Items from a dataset
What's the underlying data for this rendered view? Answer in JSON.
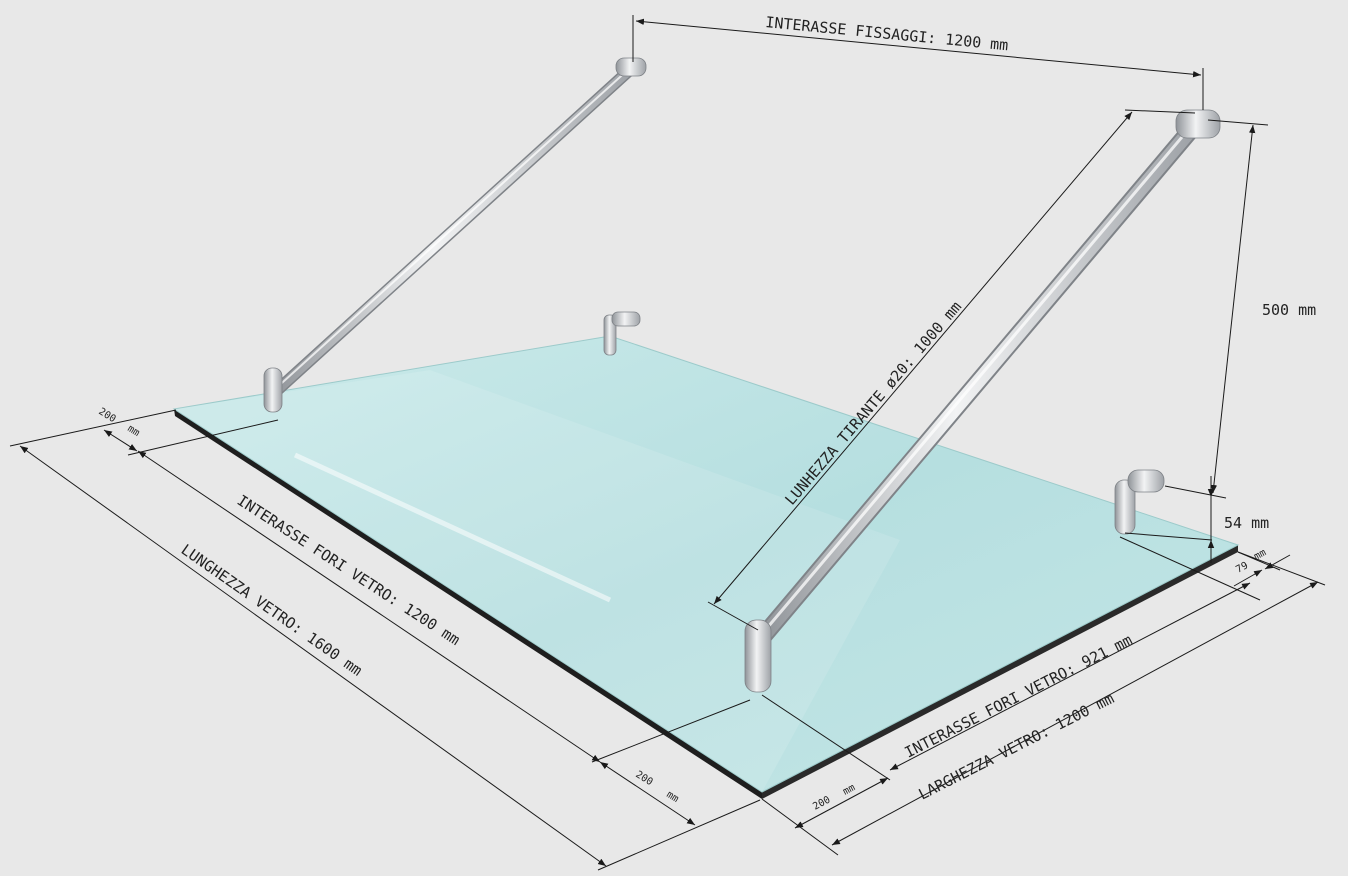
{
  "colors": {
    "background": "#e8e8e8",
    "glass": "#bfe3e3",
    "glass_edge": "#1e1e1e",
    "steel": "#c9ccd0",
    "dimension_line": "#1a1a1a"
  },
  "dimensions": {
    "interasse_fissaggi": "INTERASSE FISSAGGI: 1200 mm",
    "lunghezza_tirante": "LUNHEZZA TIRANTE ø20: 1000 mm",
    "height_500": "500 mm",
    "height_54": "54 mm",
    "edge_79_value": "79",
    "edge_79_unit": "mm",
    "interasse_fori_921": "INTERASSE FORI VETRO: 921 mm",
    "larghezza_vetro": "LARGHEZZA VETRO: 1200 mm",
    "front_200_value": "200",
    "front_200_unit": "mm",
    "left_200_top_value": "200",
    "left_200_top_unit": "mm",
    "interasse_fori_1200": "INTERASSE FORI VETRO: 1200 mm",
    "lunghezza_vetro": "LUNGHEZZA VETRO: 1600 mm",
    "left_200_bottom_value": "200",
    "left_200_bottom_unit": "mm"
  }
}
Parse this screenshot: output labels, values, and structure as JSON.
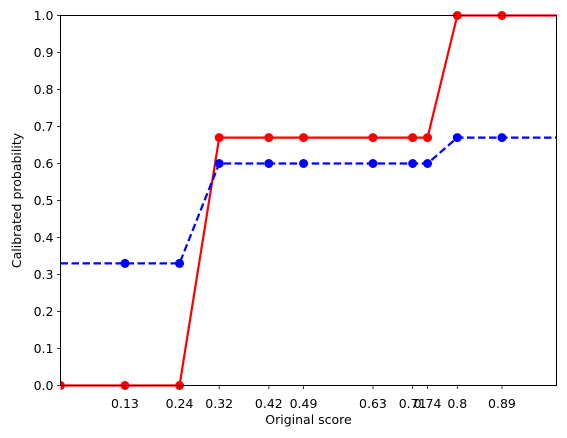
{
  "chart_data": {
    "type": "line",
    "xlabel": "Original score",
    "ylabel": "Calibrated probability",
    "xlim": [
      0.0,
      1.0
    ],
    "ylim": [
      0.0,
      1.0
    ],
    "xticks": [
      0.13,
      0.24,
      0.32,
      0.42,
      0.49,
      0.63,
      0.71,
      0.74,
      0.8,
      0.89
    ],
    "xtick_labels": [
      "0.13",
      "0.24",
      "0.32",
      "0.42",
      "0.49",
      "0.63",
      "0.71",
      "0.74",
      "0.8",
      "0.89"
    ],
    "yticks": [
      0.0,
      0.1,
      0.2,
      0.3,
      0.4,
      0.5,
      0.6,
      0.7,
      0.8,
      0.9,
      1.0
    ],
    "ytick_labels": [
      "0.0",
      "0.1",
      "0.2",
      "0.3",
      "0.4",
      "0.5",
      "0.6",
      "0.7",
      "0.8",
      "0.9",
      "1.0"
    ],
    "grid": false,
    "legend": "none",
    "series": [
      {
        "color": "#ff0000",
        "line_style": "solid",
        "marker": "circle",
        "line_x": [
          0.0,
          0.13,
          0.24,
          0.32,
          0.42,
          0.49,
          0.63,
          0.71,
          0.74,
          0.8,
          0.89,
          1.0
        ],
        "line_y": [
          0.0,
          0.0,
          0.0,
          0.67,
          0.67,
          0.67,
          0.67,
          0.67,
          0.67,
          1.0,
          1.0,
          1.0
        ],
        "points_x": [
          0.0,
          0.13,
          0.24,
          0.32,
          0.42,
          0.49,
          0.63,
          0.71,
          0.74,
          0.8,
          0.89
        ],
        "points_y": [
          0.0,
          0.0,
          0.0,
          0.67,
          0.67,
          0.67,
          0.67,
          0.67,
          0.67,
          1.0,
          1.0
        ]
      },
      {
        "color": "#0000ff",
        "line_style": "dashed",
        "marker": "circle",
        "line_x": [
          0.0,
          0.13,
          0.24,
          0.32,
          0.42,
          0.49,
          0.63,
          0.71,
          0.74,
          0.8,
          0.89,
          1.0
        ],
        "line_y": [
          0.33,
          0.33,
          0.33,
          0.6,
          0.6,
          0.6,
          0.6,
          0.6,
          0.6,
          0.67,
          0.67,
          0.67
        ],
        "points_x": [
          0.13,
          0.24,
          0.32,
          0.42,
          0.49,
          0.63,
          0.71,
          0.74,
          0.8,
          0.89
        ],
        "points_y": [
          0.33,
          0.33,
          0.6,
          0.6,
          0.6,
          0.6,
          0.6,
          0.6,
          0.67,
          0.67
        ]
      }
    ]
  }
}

■ Your task ■
Using the listing above, show every line that includes the string "this".

■ Answer in full ■
What's the underlying data for this rendered view? Answer in JSON.
Parse this screenshot: output labels, values, and structure as JSON.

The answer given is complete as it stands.